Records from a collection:

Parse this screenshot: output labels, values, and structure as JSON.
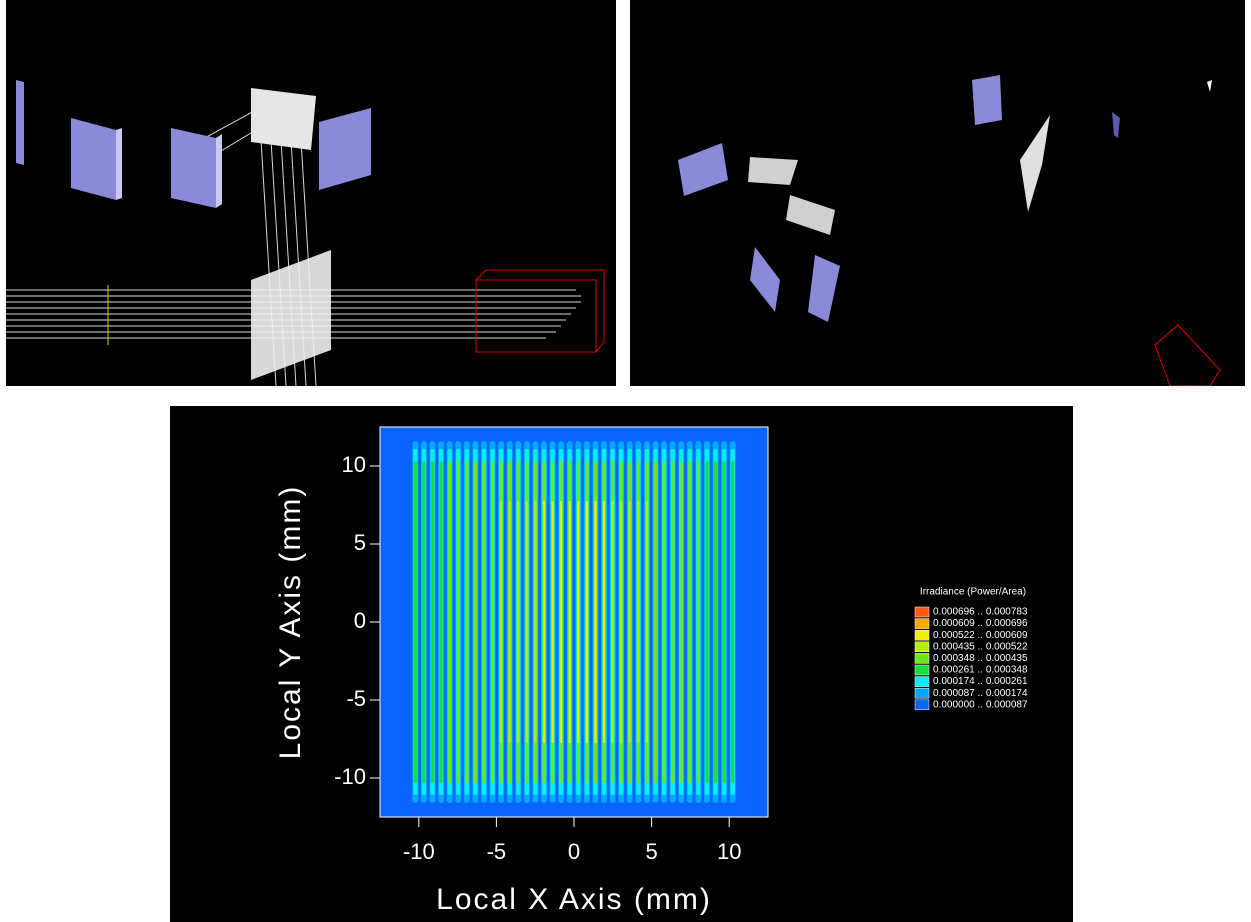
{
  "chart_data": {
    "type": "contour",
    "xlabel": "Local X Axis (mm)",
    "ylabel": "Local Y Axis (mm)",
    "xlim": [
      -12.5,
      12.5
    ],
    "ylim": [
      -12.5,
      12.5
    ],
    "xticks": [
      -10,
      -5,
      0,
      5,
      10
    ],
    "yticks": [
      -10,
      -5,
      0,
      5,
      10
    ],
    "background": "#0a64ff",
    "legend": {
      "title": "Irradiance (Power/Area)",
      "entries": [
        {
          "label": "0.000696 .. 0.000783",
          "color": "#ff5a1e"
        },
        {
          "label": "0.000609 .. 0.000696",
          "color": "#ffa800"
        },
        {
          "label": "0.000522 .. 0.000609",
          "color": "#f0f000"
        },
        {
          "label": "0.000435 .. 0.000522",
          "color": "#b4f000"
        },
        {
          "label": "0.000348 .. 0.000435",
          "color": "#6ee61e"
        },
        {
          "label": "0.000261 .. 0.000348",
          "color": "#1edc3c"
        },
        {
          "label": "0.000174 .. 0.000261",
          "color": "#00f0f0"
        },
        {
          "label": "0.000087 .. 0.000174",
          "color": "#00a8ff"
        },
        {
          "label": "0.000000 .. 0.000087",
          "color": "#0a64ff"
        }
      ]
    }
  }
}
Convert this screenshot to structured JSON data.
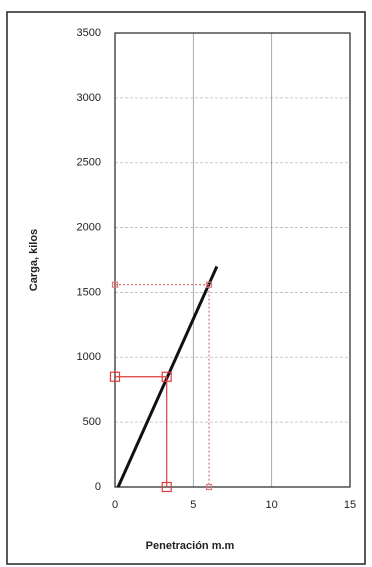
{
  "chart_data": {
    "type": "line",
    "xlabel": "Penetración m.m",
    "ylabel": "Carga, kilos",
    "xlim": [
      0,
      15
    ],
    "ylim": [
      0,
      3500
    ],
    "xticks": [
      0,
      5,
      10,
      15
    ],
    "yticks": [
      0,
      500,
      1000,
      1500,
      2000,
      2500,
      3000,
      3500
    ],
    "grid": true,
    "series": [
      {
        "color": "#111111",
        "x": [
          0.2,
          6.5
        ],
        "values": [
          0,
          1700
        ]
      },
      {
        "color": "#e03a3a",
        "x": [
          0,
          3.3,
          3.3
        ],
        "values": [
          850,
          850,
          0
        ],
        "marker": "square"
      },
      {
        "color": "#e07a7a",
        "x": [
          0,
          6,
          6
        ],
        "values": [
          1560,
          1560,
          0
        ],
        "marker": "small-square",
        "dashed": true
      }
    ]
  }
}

Exercise:
Show all lines from the listing above in which "screenshot" appears.

Reply:
Parse this screenshot: output labels, values, and structure as JSON.
Convert this screenshot to structured JSON data.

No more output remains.